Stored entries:
***

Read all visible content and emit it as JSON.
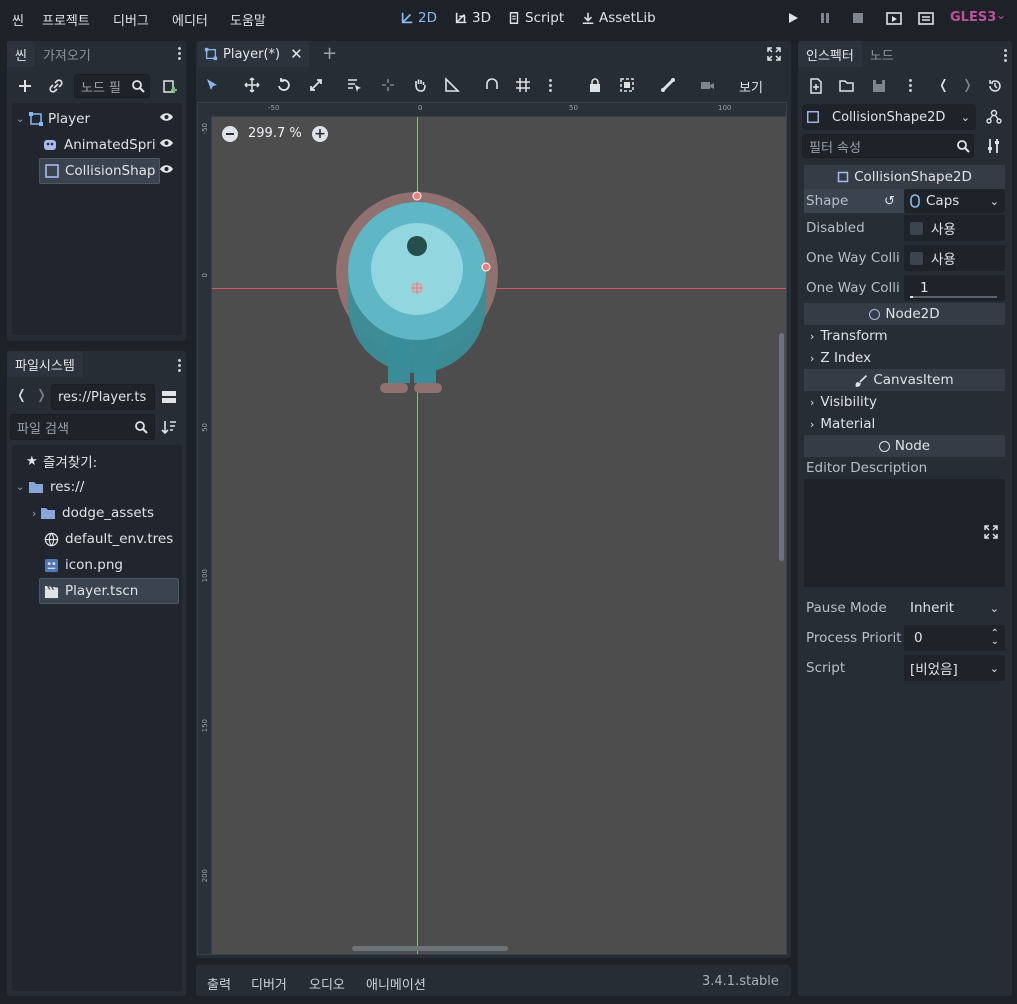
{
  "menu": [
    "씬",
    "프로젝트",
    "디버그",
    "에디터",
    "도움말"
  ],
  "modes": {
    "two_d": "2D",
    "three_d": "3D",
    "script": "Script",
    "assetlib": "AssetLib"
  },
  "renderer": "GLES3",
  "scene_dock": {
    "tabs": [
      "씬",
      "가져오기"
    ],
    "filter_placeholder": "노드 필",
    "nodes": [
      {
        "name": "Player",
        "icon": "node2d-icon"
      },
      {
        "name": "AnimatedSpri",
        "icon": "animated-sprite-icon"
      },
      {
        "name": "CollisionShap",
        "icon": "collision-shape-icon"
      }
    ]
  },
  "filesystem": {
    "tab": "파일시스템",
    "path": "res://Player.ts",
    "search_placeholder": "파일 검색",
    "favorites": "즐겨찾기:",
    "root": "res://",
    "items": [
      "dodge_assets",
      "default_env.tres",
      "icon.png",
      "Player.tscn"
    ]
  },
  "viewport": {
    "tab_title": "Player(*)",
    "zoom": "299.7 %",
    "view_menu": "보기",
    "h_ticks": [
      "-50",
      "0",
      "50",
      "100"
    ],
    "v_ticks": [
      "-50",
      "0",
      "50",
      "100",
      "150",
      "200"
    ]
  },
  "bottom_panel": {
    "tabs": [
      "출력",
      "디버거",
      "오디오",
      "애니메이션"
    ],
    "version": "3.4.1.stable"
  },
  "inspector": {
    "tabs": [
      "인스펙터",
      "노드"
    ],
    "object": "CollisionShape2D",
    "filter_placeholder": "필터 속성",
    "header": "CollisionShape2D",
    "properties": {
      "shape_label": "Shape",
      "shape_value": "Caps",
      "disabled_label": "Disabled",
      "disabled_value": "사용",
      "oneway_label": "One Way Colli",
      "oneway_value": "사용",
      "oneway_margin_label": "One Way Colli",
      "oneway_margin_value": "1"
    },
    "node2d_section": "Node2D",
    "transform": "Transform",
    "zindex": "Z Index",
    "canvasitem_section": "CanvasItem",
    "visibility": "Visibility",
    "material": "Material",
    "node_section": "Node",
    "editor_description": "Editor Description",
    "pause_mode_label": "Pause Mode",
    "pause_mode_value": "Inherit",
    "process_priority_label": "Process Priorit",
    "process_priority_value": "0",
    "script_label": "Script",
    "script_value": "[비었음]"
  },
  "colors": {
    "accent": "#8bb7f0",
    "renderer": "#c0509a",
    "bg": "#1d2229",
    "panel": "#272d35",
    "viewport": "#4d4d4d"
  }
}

***

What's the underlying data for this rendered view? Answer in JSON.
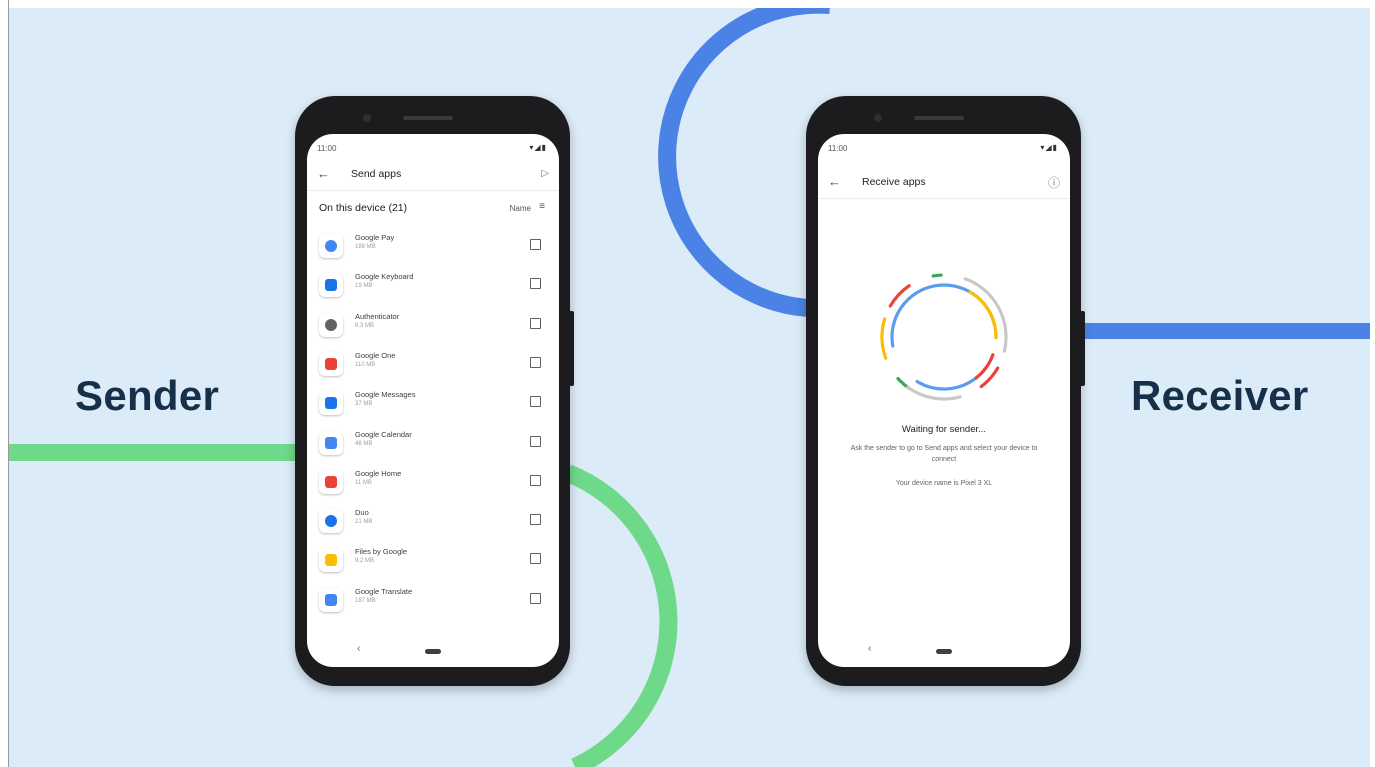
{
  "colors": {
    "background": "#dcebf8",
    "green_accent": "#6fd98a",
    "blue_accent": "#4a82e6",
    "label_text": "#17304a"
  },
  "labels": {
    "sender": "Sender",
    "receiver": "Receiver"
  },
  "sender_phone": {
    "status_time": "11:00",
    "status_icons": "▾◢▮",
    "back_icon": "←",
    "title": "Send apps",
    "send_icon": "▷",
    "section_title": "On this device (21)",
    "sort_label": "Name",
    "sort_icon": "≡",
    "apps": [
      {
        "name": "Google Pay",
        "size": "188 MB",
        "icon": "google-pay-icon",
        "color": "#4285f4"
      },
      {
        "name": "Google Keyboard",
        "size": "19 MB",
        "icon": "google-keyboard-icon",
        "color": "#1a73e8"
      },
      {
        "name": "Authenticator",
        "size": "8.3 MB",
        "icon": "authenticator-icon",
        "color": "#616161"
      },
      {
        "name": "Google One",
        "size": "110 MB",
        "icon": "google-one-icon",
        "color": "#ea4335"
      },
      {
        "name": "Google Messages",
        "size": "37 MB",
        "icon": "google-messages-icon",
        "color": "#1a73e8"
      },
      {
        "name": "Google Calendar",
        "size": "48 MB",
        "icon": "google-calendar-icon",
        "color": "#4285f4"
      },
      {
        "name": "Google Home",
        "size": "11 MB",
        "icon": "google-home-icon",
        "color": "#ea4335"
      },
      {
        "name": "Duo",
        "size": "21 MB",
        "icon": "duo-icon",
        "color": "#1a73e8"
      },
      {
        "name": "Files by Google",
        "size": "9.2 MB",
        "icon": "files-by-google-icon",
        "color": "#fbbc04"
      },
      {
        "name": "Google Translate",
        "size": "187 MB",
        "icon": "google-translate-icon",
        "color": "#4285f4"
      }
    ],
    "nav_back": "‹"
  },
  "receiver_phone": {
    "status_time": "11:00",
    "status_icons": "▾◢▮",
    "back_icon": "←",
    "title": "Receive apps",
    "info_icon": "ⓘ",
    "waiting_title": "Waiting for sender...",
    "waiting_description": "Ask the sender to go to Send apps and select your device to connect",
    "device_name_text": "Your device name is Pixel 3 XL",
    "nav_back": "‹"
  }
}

***

### [Stated goal]
Find each line that has the word "apps", then copy it out.

### [The output]
    "title": "Send apps",
    "apps": [
    "title": "Receive apps",
    "waiting_description": "Ask the sender to go to Send apps and select your device to connect",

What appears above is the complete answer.